What the task asks ▸
Each entry has to be copied exactly, with nothing missed.

· · ·

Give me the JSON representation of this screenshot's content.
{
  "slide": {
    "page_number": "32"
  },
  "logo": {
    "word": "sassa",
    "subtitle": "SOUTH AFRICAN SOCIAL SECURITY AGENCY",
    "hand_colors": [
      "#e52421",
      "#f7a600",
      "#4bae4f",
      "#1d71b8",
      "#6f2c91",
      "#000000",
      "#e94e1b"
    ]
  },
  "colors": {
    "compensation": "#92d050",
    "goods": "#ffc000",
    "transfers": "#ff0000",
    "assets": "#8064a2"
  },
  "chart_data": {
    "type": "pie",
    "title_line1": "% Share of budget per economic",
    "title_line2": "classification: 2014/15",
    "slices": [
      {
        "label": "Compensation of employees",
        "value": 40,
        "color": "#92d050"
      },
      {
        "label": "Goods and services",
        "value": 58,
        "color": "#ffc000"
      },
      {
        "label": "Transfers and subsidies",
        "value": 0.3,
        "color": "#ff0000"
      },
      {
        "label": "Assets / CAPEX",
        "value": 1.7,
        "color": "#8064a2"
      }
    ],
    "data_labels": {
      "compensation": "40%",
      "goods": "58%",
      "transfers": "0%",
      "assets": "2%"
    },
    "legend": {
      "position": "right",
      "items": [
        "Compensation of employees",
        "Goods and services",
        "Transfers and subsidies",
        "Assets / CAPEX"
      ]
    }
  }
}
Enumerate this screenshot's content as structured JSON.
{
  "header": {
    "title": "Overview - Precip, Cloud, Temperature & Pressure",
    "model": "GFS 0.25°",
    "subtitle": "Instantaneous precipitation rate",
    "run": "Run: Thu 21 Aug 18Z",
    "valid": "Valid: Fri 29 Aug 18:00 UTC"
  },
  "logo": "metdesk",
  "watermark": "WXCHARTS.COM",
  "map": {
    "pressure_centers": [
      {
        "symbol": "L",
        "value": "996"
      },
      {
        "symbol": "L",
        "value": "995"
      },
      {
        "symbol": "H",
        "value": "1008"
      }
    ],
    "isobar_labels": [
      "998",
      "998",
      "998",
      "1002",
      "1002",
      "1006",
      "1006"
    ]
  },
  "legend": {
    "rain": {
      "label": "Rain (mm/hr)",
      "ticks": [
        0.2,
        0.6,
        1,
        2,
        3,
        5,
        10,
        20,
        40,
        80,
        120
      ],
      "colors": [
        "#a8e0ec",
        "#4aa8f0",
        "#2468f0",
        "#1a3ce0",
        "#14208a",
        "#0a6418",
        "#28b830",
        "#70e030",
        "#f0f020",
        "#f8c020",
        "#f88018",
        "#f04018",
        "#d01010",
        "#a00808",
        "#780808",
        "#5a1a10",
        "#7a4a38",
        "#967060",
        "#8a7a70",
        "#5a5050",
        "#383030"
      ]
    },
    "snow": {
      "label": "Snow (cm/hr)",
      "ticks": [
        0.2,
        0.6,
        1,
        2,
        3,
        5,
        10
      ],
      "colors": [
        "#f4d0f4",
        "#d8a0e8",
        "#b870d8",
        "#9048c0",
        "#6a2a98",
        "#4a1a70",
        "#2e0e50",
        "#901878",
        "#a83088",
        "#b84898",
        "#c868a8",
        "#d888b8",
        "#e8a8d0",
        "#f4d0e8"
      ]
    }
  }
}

· · ·

Solution for this problem ▸
Give me the JSON representation of this screenshot's content.
{
  "slide": {
    "page_number": "32"
  },
  "logo": {
    "word": "sassa",
    "subtitle": "SOUTH AFRICAN SOCIAL SECURITY AGENCY",
    "hand_colors": [
      "#e52421",
      "#f7a600",
      "#4bae4f",
      "#1d71b8",
      "#6f2c91",
      "#000000",
      "#e94e1b"
    ]
  },
  "colors": {
    "compensation": "#92d050",
    "goods": "#ffc000",
    "transfers": "#ff0000",
    "assets": "#8064a2"
  },
  "chart_data": {
    "type": "pie",
    "title_line1": "% Share of budget per economic",
    "title_line2": "classification: 2014/15",
    "slices": [
      {
        "label": "Compensation of employees",
        "value": 40,
        "color": "#92d050"
      },
      {
        "label": "Goods and services",
        "value": 58,
        "color": "#ffc000"
      },
      {
        "label": "Transfers and subsidies",
        "value": 0.3,
        "color": "#ff0000"
      },
      {
        "label": "Assets / CAPEX",
        "value": 1.7,
        "color": "#8064a2"
      }
    ],
    "data_labels": {
      "compensation": "40%",
      "goods": "58%",
      "transfers": "0%",
      "assets": "2%"
    },
    "legend": {
      "position": "right",
      "items": [
        "Compensation of employees",
        "Goods and services",
        "Transfers and subsidies",
        "Assets / CAPEX"
      ]
    }
  }
}
Enumerate this screenshot's content as structured JSON.
{
  "header": {
    "title": "Overview - Precip, Cloud, Temperature & Pressure",
    "model": "GFS 0.25°",
    "subtitle": "Instantaneous precipitation rate",
    "run": "Run: Thu 21 Aug 18Z",
    "valid": "Valid: Fri 29 Aug 18:00 UTC"
  },
  "logo": "metdesk",
  "watermark": "WXCHARTS.COM",
  "map": {
    "pressure_centers": [
      {
        "symbol": "L",
        "value": "996"
      },
      {
        "symbol": "L",
        "value": "995"
      },
      {
        "symbol": "H",
        "value": "1008"
      }
    ],
    "isobar_labels": [
      "998",
      "998",
      "998",
      "1002",
      "1002",
      "1006",
      "1006"
    ]
  },
  "legend": {
    "rain": {
      "label": "Rain (mm/hr)",
      "ticks": [
        0.2,
        0.6,
        1,
        2,
        3,
        5,
        10,
        20,
        40,
        80,
        120
      ],
      "colors": [
        "#a8e0ec",
        "#4aa8f0",
        "#2468f0",
        "#1a3ce0",
        "#14208a",
        "#0a6418",
        "#28b830",
        "#70e030",
        "#f0f020",
        "#f8c020",
        "#f88018",
        "#f04018",
        "#d01010",
        "#a00808",
        "#780808",
        "#5a1a10",
        "#7a4a38",
        "#967060",
        "#8a7a70",
        "#5a5050",
        "#383030"
      ]
    },
    "snow": {
      "label": "Snow (cm/hr)",
      "ticks": [
        0.2,
        0.6,
        1,
        2,
        3,
        5,
        10
      ],
      "colors": [
        "#f4d0f4",
        "#d8a0e8",
        "#b870d8",
        "#9048c0",
        "#6a2a98",
        "#4a1a70",
        "#2e0e50",
        "#901878",
        "#a83088",
        "#b84898",
        "#c868a8",
        "#d888b8",
        "#e8a8d0",
        "#f4d0e8"
      ]
    }
  }
}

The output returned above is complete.